• **Direction**
Search the data below for "npurchased"; list each line that holds it.

• **Record list**
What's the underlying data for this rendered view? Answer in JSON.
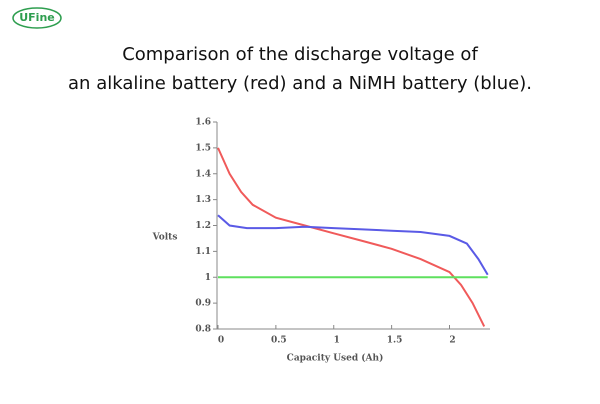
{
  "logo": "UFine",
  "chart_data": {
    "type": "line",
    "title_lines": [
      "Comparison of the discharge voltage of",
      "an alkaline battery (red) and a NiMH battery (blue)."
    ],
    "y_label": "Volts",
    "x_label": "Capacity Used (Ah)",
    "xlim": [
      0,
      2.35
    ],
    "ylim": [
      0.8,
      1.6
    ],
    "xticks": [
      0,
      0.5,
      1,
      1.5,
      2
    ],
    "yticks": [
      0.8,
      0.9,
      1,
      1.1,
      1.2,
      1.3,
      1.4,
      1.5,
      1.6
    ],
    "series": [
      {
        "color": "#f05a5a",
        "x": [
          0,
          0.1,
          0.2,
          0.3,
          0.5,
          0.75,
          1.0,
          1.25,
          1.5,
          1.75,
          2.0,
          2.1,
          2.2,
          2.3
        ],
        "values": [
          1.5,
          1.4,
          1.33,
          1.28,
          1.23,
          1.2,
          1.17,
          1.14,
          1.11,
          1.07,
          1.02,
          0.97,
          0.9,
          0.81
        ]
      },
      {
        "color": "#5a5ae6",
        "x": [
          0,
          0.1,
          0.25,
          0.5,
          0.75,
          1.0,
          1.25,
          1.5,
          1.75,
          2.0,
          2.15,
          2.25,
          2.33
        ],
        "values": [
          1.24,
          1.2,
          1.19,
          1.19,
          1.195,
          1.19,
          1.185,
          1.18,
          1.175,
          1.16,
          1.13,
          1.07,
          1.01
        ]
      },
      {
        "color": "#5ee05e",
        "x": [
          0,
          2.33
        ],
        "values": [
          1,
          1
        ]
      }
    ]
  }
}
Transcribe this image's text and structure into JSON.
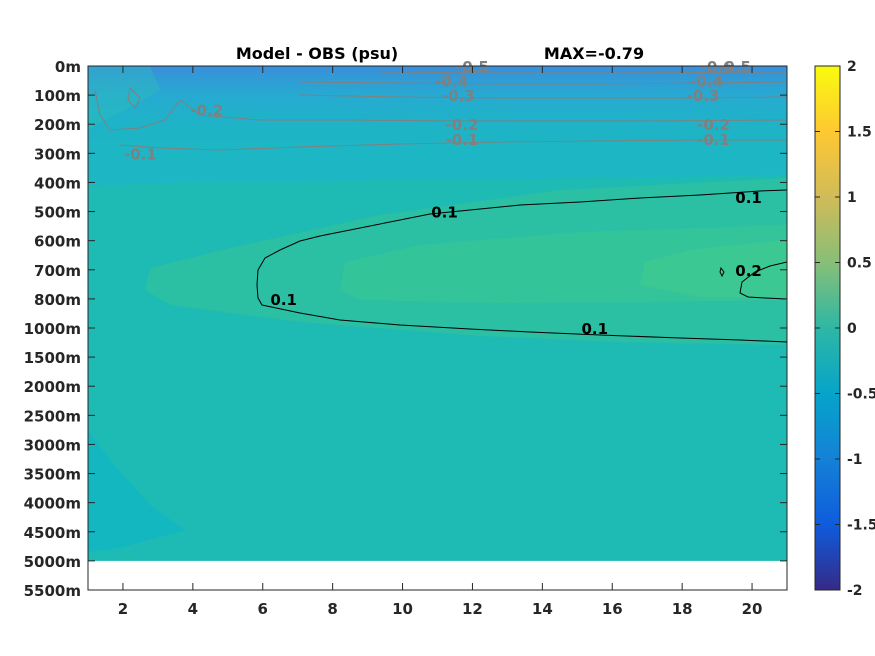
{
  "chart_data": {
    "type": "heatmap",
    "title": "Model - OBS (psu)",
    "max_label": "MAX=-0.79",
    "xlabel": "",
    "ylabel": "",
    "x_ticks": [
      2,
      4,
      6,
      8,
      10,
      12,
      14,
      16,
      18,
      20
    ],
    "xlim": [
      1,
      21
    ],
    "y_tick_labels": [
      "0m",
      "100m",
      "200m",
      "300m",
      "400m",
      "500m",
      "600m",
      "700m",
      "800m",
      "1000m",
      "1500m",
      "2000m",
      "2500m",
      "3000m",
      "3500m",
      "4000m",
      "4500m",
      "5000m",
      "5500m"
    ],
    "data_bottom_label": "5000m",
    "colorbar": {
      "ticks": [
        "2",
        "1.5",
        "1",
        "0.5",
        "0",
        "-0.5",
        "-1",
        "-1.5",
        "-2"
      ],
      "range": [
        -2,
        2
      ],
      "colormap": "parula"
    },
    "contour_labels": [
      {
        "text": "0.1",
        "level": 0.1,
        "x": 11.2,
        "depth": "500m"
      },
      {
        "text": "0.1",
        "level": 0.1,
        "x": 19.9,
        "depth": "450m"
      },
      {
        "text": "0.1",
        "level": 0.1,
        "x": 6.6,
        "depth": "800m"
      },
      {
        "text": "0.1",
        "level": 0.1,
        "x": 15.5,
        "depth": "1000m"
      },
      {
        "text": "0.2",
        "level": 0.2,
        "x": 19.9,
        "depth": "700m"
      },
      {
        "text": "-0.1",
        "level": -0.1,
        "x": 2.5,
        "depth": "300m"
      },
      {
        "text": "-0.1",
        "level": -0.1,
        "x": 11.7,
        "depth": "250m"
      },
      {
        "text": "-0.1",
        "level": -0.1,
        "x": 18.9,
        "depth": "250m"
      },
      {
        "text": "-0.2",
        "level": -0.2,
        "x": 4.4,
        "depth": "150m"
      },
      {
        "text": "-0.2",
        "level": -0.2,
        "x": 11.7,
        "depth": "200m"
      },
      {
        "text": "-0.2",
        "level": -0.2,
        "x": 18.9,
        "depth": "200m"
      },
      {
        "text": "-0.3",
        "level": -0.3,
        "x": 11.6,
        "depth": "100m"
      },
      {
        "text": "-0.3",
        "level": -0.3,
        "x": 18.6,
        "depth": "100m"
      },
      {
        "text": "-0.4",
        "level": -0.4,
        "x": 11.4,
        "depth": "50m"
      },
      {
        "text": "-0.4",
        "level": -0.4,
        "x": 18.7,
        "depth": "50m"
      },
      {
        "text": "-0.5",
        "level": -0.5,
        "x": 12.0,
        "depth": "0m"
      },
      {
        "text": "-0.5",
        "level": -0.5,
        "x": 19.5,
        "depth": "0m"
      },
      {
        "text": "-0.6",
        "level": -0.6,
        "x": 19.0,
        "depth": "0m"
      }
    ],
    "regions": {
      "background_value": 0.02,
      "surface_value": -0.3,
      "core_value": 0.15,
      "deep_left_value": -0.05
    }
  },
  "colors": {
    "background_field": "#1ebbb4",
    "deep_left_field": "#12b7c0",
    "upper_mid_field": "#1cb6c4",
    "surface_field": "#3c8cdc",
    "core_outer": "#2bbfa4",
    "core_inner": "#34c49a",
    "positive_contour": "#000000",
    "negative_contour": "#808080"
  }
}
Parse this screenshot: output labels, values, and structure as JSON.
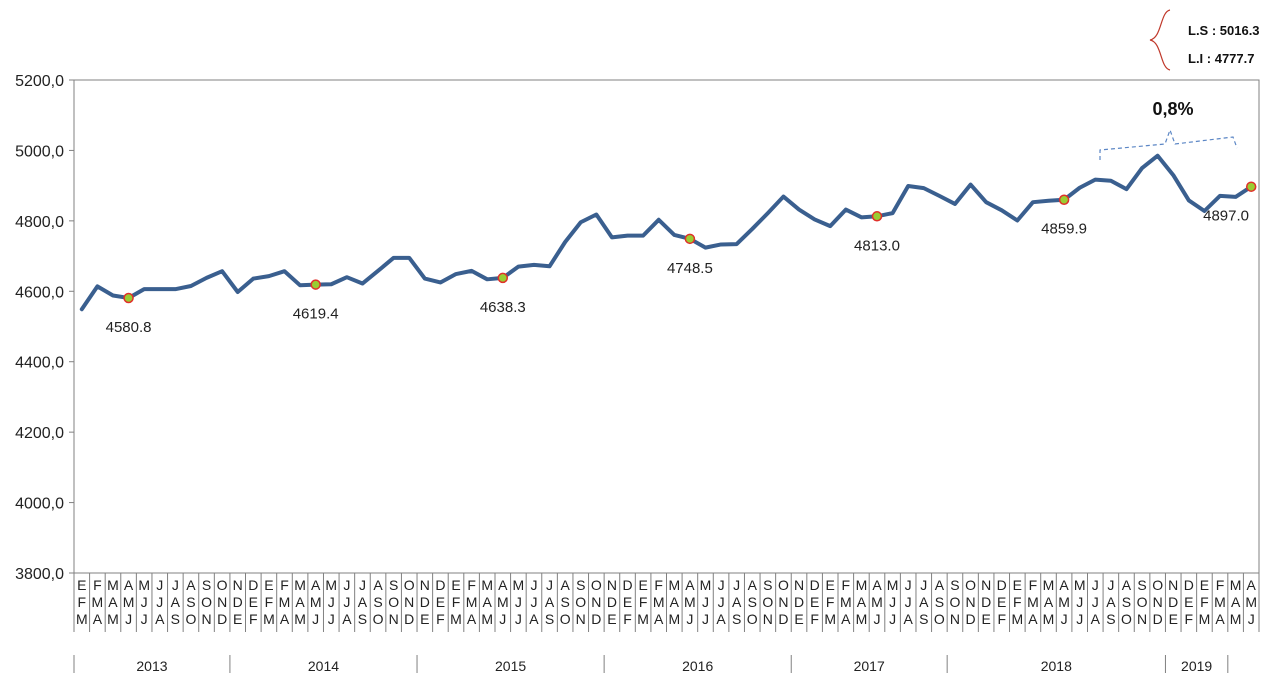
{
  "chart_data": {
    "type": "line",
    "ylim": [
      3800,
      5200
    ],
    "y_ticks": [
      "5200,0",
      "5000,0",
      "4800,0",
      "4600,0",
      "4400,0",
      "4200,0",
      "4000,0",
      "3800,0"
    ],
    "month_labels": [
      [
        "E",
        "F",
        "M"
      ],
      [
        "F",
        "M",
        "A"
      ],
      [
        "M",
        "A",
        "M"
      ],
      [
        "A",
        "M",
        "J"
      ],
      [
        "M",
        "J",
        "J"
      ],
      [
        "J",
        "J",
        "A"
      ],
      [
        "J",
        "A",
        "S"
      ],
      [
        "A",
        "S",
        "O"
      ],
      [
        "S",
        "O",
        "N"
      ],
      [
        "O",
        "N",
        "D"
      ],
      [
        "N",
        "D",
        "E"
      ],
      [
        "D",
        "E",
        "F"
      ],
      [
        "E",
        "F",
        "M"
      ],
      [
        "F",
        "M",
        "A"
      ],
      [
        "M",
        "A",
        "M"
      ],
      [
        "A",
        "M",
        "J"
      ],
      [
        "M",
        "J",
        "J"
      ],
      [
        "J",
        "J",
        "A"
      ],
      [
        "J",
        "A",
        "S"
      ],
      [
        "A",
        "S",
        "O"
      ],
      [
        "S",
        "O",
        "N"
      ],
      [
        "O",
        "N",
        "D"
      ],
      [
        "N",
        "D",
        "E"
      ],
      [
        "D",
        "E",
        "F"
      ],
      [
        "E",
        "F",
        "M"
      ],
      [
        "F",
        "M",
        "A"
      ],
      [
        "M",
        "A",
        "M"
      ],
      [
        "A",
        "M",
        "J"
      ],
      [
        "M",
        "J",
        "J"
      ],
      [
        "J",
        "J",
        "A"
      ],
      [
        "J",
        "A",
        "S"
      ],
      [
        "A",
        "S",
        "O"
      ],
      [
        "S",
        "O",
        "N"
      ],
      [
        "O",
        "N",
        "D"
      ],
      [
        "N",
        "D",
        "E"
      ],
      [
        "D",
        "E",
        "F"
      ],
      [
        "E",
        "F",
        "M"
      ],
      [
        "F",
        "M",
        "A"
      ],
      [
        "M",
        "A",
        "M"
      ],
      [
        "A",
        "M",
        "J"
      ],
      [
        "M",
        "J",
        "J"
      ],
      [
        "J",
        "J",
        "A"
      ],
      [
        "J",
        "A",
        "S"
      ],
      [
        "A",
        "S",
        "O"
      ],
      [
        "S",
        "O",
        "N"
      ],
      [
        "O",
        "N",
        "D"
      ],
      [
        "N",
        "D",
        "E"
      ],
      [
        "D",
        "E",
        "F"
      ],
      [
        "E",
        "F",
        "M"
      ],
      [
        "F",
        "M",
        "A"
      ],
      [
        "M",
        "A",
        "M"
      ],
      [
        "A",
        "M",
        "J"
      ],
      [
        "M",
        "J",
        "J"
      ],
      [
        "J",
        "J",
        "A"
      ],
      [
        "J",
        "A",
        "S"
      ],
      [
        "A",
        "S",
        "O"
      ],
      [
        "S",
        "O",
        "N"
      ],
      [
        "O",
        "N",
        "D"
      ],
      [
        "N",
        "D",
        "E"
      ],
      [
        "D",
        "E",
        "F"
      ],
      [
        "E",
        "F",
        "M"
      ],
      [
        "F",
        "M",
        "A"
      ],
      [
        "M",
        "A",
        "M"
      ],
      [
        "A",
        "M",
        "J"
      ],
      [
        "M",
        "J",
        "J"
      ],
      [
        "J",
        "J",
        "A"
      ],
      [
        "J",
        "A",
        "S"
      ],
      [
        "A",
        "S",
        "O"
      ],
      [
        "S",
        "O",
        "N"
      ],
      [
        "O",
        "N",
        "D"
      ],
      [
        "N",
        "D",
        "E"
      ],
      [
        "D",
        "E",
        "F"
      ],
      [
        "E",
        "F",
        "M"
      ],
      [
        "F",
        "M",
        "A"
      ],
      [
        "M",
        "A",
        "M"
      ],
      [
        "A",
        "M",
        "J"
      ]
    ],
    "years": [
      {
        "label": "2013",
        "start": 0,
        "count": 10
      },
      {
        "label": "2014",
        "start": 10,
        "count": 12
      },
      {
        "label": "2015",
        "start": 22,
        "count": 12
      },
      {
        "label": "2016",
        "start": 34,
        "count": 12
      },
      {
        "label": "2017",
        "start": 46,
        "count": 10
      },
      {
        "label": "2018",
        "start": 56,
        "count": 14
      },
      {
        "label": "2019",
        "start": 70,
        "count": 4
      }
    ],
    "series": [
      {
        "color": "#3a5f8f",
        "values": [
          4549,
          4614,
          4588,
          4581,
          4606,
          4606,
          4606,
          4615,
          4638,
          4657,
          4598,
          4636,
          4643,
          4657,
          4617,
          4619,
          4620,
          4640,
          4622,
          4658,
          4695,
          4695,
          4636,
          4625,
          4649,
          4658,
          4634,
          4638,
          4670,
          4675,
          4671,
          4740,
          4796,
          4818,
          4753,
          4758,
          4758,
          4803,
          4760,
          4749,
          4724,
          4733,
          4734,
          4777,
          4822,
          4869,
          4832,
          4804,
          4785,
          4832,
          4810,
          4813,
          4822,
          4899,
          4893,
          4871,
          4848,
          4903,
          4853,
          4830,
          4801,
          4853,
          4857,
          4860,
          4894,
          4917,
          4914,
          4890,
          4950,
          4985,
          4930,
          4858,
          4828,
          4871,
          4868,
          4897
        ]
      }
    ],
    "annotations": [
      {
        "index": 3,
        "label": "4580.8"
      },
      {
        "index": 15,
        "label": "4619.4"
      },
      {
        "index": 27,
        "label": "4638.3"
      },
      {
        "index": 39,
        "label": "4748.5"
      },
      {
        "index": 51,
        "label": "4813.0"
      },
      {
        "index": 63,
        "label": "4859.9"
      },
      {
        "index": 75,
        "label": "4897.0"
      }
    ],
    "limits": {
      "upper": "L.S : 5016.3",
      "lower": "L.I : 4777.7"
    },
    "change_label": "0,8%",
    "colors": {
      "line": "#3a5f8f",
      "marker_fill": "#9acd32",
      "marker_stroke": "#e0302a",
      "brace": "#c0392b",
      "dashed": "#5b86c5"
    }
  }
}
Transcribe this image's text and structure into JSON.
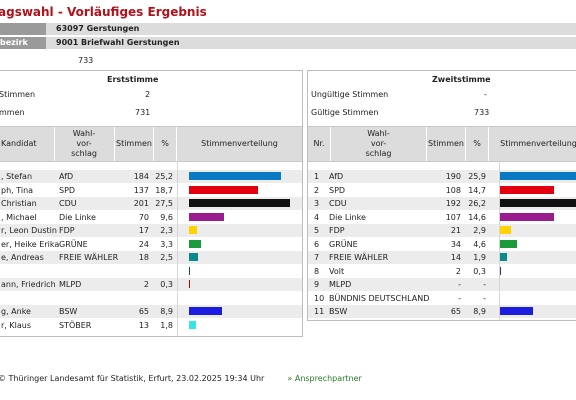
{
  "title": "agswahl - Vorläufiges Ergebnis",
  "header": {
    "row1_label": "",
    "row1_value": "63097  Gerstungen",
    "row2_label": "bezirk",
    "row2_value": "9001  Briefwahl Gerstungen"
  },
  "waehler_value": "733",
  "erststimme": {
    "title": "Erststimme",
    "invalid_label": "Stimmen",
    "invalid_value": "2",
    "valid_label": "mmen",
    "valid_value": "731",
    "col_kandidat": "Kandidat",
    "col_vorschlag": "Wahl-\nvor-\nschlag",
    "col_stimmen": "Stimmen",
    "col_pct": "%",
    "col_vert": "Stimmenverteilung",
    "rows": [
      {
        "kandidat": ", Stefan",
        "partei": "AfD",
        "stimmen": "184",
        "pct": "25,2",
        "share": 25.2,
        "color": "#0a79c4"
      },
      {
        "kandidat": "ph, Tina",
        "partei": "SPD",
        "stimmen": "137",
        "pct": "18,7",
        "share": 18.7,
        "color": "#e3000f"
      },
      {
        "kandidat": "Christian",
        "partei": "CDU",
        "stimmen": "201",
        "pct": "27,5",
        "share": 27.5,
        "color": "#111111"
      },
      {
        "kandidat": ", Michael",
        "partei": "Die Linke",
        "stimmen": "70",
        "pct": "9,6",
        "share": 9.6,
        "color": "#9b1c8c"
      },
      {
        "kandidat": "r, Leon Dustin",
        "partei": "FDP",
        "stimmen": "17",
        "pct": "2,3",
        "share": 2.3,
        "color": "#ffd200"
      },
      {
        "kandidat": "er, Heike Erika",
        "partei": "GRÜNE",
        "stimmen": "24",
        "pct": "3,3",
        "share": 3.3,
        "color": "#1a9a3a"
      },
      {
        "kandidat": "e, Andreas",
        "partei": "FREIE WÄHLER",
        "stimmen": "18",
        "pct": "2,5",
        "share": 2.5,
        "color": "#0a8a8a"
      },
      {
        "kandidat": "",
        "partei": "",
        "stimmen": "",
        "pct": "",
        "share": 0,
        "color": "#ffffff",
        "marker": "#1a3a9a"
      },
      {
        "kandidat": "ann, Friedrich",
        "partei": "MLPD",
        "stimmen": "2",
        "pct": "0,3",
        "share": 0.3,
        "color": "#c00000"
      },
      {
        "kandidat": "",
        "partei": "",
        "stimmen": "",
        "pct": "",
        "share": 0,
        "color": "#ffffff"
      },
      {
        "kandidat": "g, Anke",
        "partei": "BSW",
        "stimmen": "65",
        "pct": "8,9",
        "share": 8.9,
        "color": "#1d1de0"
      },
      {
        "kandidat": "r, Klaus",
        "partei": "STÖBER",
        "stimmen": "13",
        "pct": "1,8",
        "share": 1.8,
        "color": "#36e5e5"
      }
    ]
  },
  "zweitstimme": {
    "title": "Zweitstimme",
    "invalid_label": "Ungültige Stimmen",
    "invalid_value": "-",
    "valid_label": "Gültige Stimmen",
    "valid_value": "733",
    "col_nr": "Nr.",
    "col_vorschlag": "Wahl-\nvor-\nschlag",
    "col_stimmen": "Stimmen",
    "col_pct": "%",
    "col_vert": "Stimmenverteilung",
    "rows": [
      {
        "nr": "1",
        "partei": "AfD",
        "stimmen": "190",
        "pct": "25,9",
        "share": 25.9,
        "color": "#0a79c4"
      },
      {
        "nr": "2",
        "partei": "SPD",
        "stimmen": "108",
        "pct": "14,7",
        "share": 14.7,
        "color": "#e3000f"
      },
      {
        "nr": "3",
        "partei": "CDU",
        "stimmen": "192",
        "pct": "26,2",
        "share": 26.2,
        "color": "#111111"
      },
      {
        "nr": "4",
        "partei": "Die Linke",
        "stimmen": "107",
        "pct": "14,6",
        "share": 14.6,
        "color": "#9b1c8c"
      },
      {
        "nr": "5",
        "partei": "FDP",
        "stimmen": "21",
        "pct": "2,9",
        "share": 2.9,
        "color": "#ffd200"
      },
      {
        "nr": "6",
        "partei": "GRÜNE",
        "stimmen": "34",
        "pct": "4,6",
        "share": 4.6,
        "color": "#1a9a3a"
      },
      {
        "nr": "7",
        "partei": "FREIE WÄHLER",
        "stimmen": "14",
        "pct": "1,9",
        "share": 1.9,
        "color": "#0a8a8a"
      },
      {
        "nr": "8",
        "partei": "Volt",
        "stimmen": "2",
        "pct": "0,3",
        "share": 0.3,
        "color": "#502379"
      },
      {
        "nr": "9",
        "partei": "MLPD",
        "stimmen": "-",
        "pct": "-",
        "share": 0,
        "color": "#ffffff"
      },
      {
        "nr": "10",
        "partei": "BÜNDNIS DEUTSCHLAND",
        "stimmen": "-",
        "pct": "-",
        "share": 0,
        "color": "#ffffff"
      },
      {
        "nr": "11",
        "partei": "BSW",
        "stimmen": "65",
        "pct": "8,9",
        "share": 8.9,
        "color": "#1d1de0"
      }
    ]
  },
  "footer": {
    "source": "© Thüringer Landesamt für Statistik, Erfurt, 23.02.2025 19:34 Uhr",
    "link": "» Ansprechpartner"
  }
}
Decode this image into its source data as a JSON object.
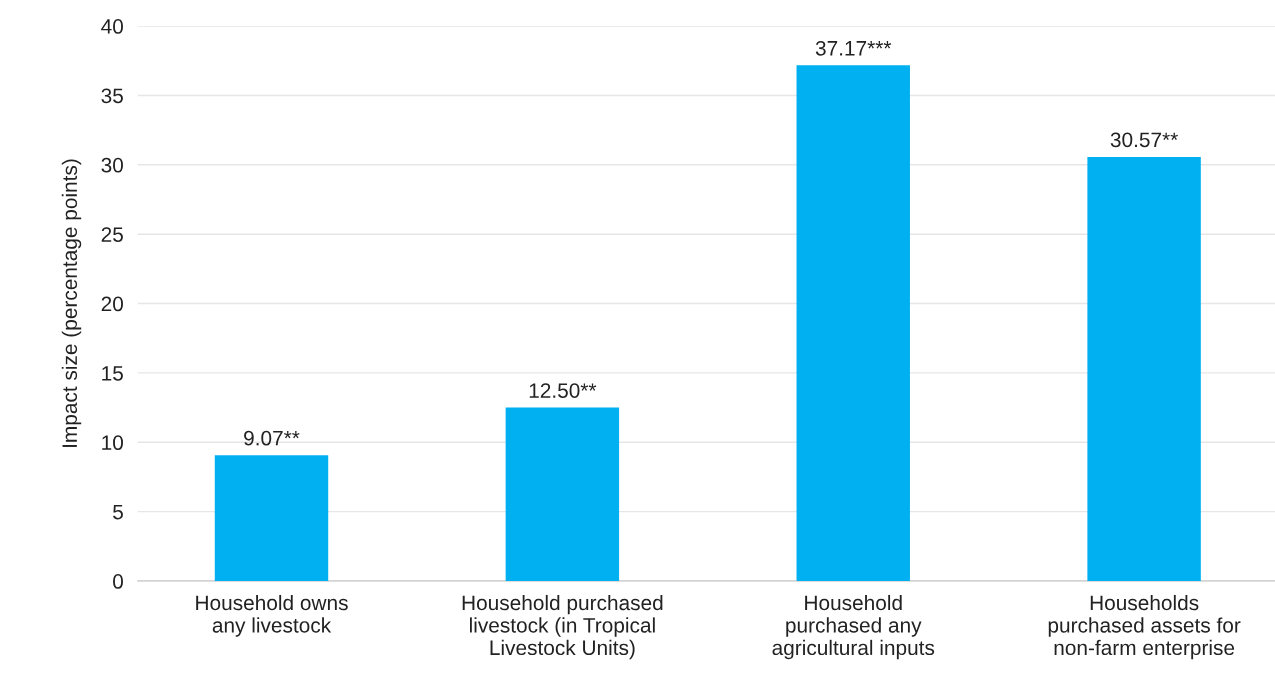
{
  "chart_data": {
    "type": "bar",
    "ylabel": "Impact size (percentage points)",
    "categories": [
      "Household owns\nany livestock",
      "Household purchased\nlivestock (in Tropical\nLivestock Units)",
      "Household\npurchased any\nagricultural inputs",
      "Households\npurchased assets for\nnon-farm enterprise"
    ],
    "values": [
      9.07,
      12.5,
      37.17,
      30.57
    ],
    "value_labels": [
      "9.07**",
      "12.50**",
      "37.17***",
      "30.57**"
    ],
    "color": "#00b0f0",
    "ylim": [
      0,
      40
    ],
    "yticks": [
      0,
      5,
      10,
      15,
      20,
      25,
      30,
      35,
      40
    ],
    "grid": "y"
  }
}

• **Exercise answer**
      "Household\npurchased any\nagricultural inputs",
      "Households\npurchased assets for\nnon-farm enterprise"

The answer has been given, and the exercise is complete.